-- start Supplied data --
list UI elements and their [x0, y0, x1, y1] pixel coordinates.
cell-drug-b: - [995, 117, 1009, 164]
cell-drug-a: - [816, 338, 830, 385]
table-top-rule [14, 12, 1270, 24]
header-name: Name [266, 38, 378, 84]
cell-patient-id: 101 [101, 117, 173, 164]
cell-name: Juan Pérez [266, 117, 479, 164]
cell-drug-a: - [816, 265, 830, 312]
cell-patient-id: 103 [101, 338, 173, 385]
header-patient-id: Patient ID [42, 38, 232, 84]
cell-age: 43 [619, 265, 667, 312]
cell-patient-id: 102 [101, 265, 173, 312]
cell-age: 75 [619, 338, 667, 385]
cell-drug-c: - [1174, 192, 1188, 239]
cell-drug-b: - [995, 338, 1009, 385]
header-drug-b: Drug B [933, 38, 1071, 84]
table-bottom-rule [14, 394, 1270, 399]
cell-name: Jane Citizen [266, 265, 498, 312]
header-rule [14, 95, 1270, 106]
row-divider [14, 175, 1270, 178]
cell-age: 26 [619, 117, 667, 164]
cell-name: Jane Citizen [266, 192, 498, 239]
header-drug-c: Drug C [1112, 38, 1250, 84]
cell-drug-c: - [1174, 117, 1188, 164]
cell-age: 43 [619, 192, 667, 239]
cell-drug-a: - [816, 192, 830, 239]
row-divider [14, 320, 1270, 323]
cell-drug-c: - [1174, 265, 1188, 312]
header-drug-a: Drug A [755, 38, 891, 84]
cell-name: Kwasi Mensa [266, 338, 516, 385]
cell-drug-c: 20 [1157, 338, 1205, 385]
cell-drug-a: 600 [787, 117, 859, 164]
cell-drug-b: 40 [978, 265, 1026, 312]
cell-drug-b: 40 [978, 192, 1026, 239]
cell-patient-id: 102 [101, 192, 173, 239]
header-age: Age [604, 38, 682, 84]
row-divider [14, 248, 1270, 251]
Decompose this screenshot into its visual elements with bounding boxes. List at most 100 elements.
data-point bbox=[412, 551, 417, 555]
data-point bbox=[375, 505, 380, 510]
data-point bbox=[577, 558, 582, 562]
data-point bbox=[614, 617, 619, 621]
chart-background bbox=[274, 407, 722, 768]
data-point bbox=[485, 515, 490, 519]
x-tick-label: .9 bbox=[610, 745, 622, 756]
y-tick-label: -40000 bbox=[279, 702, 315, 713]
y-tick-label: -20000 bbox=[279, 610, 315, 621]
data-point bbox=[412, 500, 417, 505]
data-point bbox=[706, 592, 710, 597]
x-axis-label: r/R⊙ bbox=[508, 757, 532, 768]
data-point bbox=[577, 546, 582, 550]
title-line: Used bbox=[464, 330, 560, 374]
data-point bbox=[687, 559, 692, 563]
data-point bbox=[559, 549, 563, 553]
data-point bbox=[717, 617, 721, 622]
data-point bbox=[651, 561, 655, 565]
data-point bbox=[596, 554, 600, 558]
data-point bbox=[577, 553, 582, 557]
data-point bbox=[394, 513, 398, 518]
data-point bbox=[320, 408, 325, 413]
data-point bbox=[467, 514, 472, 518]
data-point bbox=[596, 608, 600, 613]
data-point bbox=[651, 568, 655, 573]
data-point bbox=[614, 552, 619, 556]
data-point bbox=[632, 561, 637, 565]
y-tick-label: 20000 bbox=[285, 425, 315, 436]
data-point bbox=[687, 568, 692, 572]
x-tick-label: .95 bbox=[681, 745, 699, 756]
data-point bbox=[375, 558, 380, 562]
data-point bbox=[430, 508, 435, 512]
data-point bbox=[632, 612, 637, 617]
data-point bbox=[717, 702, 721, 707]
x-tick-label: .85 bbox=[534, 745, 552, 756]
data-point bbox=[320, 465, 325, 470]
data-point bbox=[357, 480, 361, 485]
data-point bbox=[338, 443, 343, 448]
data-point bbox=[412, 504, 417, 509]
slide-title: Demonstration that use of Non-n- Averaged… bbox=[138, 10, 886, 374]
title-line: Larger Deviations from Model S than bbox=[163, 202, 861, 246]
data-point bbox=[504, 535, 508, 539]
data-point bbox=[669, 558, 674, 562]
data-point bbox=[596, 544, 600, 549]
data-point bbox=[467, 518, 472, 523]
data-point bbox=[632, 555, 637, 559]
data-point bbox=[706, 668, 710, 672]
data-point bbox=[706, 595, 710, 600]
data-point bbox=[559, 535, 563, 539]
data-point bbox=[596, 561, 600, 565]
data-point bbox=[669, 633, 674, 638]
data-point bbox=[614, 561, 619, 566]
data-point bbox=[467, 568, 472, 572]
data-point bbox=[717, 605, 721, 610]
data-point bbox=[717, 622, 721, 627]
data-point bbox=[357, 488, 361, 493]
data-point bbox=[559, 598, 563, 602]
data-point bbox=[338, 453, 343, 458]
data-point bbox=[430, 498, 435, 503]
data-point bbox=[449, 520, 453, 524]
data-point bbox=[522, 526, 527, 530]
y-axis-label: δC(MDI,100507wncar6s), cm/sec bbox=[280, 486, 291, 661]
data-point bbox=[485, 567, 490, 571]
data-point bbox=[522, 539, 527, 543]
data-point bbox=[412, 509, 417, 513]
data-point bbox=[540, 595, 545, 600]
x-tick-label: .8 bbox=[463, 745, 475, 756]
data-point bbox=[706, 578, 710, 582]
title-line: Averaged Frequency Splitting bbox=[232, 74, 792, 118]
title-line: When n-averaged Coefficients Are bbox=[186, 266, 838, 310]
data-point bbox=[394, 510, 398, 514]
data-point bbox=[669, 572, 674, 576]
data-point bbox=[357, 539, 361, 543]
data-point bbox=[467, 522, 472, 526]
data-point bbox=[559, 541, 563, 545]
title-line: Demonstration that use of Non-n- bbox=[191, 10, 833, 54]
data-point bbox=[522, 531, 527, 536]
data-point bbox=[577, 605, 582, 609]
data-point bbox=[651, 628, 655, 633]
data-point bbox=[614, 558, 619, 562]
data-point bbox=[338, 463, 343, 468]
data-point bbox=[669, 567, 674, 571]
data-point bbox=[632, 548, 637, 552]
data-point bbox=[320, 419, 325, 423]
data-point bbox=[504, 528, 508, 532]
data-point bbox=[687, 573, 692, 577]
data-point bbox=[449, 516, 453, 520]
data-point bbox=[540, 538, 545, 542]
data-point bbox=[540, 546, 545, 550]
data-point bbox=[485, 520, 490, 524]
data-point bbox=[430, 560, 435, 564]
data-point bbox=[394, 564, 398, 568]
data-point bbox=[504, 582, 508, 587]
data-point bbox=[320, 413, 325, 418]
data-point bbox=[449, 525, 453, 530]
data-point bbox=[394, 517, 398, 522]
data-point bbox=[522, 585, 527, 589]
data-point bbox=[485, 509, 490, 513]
-- end Supplied data --
Task to complete => Update all the lines of the records above, changing each "data-point" to "plot-marker" and leaving everything else the same.

Solution =>
list UI elements and their [x0, y0, x1, y1] pixel coordinates.
cell-drug-b: - [995, 117, 1009, 164]
cell-drug-a: - [816, 338, 830, 385]
table-top-rule [14, 12, 1270, 24]
header-name: Name [266, 38, 378, 84]
cell-patient-id: 101 [101, 117, 173, 164]
cell-name: Juan Pérez [266, 117, 479, 164]
cell-drug-a: - [816, 265, 830, 312]
cell-patient-id: 103 [101, 338, 173, 385]
header-patient-id: Patient ID [42, 38, 232, 84]
cell-age: 43 [619, 265, 667, 312]
cell-patient-id: 102 [101, 265, 173, 312]
cell-age: 75 [619, 338, 667, 385]
cell-drug-c: - [1174, 192, 1188, 239]
cell-drug-b: - [995, 338, 1009, 385]
header-drug-b: Drug B [933, 38, 1071, 84]
table-bottom-rule [14, 394, 1270, 399]
cell-name: Jane Citizen [266, 265, 498, 312]
header-rule [14, 95, 1270, 106]
row-divider [14, 175, 1270, 178]
cell-age: 26 [619, 117, 667, 164]
cell-name: Jane Citizen [266, 192, 498, 239]
header-drug-c: Drug C [1112, 38, 1250, 84]
cell-drug-c: - [1174, 117, 1188, 164]
cell-age: 43 [619, 192, 667, 239]
cell-drug-a: - [816, 192, 830, 239]
row-divider [14, 320, 1270, 323]
cell-drug-c: - [1174, 265, 1188, 312]
header-drug-a: Drug A [755, 38, 891, 84]
cell-name: Kwasi Mensa [266, 338, 516, 385]
cell-drug-c: 20 [1157, 338, 1205, 385]
cell-drug-a: 600 [787, 117, 859, 164]
cell-drug-b: 40 [978, 265, 1026, 312]
cell-drug-b: 40 [978, 192, 1026, 239]
cell-patient-id: 102 [101, 192, 173, 239]
header-age: Age [604, 38, 682, 84]
row-divider [14, 248, 1270, 251]
Decompose this screenshot into its visual elements with bounding boxes. List at most 100 elements.
plot-marker bbox=[412, 551, 417, 555]
plot-marker bbox=[375, 505, 380, 510]
plot-marker bbox=[577, 558, 582, 562]
plot-marker bbox=[614, 617, 619, 621]
chart-background bbox=[274, 407, 722, 768]
plot-marker bbox=[485, 515, 490, 519]
x-tick-label: .9 bbox=[610, 745, 622, 756]
y-tick-label: -40000 bbox=[279, 702, 315, 713]
y-tick-label: -20000 bbox=[279, 610, 315, 621]
plot-marker bbox=[412, 500, 417, 505]
plot-marker bbox=[706, 592, 710, 597]
x-axis-label: r/R⊙ bbox=[508, 757, 532, 768]
plot-marker bbox=[577, 546, 582, 550]
title-line: Used bbox=[464, 330, 560, 374]
plot-marker bbox=[687, 559, 692, 563]
plot-marker bbox=[559, 549, 563, 553]
plot-marker bbox=[717, 617, 721, 622]
plot-marker bbox=[651, 561, 655, 565]
plot-marker bbox=[596, 554, 600, 558]
plot-marker bbox=[577, 553, 582, 557]
plot-marker bbox=[394, 513, 398, 518]
plot-marker bbox=[320, 408, 325, 413]
plot-marker bbox=[467, 514, 472, 518]
plot-marker bbox=[596, 608, 600, 613]
plot-marker bbox=[651, 568, 655, 573]
plot-marker bbox=[614, 552, 619, 556]
plot-marker bbox=[632, 561, 637, 565]
y-tick-label: 20000 bbox=[285, 425, 315, 436]
plot-marker bbox=[687, 568, 692, 572]
x-tick-label: .95 bbox=[681, 745, 699, 756]
plot-marker bbox=[375, 558, 380, 562]
plot-marker bbox=[430, 508, 435, 512]
plot-marker bbox=[632, 612, 637, 617]
plot-marker bbox=[717, 702, 721, 707]
x-tick-label: .85 bbox=[534, 745, 552, 756]
plot-marker bbox=[320, 465, 325, 470]
plot-marker bbox=[357, 480, 361, 485]
plot-marker bbox=[338, 443, 343, 448]
plot-marker bbox=[412, 504, 417, 509]
slide-title: Demonstration that use of Non-n- Averaged… bbox=[138, 10, 886, 374]
title-line: Larger Deviations from Model S than bbox=[163, 202, 861, 246]
plot-marker bbox=[504, 535, 508, 539]
plot-marker bbox=[669, 558, 674, 562]
plot-marker bbox=[596, 544, 600, 549]
plot-marker bbox=[467, 518, 472, 523]
plot-marker bbox=[632, 555, 637, 559]
plot-marker bbox=[706, 668, 710, 672]
plot-marker bbox=[706, 595, 710, 600]
plot-marker bbox=[559, 535, 563, 539]
plot-marker bbox=[596, 561, 600, 565]
plot-marker bbox=[669, 633, 674, 638]
plot-marker bbox=[614, 561, 619, 566]
plot-marker bbox=[467, 568, 472, 572]
plot-marker bbox=[717, 605, 721, 610]
plot-marker bbox=[717, 622, 721, 627]
plot-marker bbox=[357, 488, 361, 493]
plot-marker bbox=[559, 598, 563, 602]
plot-marker bbox=[338, 453, 343, 458]
plot-marker bbox=[430, 498, 435, 503]
plot-marker bbox=[449, 520, 453, 524]
plot-marker bbox=[522, 526, 527, 530]
y-axis-label: δC(MDI,100507wncar6s), cm/sec bbox=[280, 486, 291, 661]
plot-marker bbox=[485, 567, 490, 571]
plot-marker bbox=[522, 539, 527, 543]
plot-marker bbox=[412, 509, 417, 513]
plot-marker bbox=[540, 595, 545, 600]
x-tick-label: .8 bbox=[463, 745, 475, 756]
plot-marker bbox=[706, 578, 710, 582]
title-line: Averaged Frequency Splitting bbox=[232, 74, 792, 118]
title-line: When n-averaged Coefficients Are bbox=[186, 266, 838, 310]
plot-marker bbox=[394, 510, 398, 514]
plot-marker bbox=[669, 572, 674, 576]
plot-marker bbox=[357, 539, 361, 543]
plot-marker bbox=[467, 522, 472, 526]
plot-marker bbox=[559, 541, 563, 545]
title-line: Demonstration that use of Non-n- bbox=[191, 10, 833, 54]
plot-marker bbox=[522, 531, 527, 536]
plot-marker bbox=[577, 605, 582, 609]
plot-marker bbox=[651, 628, 655, 633]
plot-marker bbox=[614, 558, 619, 562]
plot-marker bbox=[338, 463, 343, 468]
plot-marker bbox=[669, 567, 674, 571]
plot-marker bbox=[632, 548, 637, 552]
plot-marker bbox=[320, 419, 325, 423]
plot-marker bbox=[504, 528, 508, 532]
plot-marker bbox=[687, 573, 692, 577]
plot-marker bbox=[449, 516, 453, 520]
plot-marker bbox=[540, 538, 545, 542]
plot-marker bbox=[540, 546, 545, 550]
plot-marker bbox=[485, 520, 490, 524]
plot-marker bbox=[430, 560, 435, 564]
plot-marker bbox=[394, 564, 398, 568]
plot-marker bbox=[504, 582, 508, 587]
plot-marker bbox=[320, 413, 325, 418]
plot-marker bbox=[449, 525, 453, 530]
plot-marker bbox=[394, 517, 398, 522]
plot-marker bbox=[522, 585, 527, 589]
plot-marker bbox=[485, 509, 490, 513]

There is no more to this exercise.